— Begin —

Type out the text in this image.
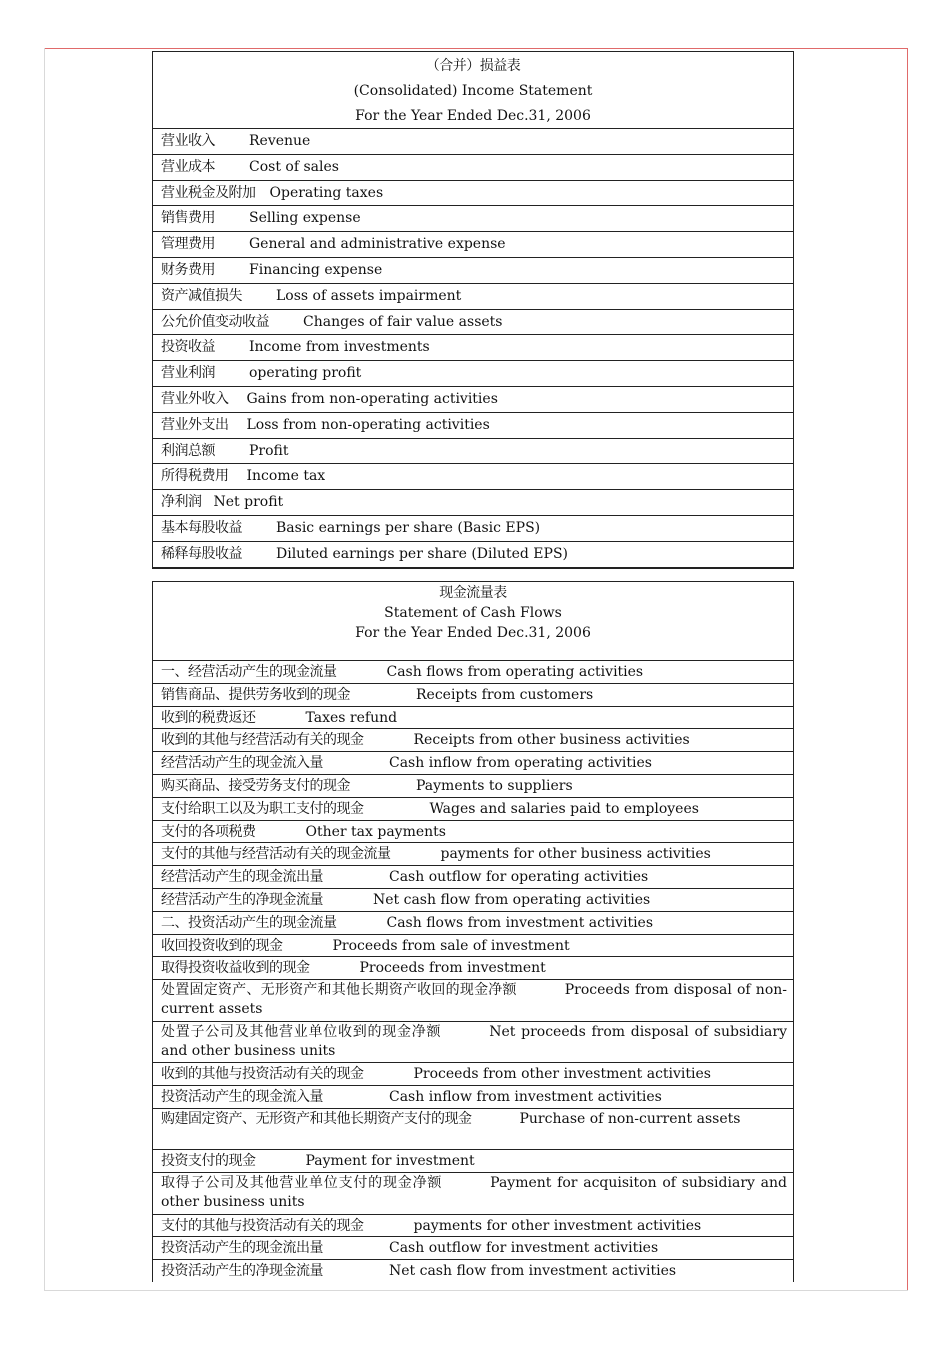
（合并）损益表
(Consolidated) Income Statement
For the Year Ended Dec.31, 2006
营业收入 Revenue
营业成本 Cost of sales
营业税金及附加 Operating taxes
销售费用 Selling expense
管理费用 General and administrative expense
财务费用 Financing expense
资产减值损失 Loss of assets impairment
公允价值变动收益 Changes of fair value assets
投资收益 Income from investments
营业利润 operating profit
营业外收入 Gains from non-operating activities
营业外支出 Loss from non-operating activities
利润总额 Profit
所得税费用 Income tax
净利润 Net profit
基本每股收益 Basic earnings per share (Basic EPS)
稀释每股收益 Diluted earnings per share (Diluted EPS)
现金流量表
Statement of Cash Flows
For the Year Ended Dec.31, 2006
一、经营活动产生的现金流量	Cash flows from operating activities
销售商品、提供劳务收到的现金	Receipts from customers
收到的税费返还	Taxes refund
收到的其他与经营活动有关的现金	Receipts from other business activities
经营活动产生的现金流入量	Cash inflow from operating activities
购买商品、接受劳务支付的现金	Payments to suppliers
支付给职工以及为职工支付的现金	Wages and salaries paid to employees
支付的各项税费	Other tax payments
支付的其他与经营活动有关的现金流量	payments for other business activities
经营活动产生的现金流出量	Cash outflow for operating activities
经营活动产生的净现金流量	Net cash flow from operating activities
二、投资活动产生的现金流量	Cash flows from investment activities
收回投资收到的现金	Proceeds from sale of investment
取得投资收益收到的现金	Proceeds from investment
处置固定资产、无形资产和其他长期资产收回的现金净额	Proceeds from disposal of non-current assets
处置子公司及其他营业单位收到的现金净额	Net proceeds from disposal of subsidiary and other business units
收到的其他与投资活动有关的现金	Proceeds from other investment activities
投资活动产生的现金流入量	Cash inflow from investment activities
购建固定资产、无形资产和其他长期资产支付的现金	Purchase of non-current assets
投资支付的现金	Payment for investment
取得子公司及其他营业单位支付的现金净额	Payment for acquisiton of subsidiary and other business units
支付的其他与投资活动有关的现金	payments for other investment activities
投资活动产生的现金流出量	Cash outflow for investment activities
投资活动产生的净现金流量	Net cash flow from investment activities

— End —

→ **WHAT THE TASK REQUIRES**:
Only the number is wanted: how many lines above include the word "units"?

→ **WORKED SOLUTION**:
2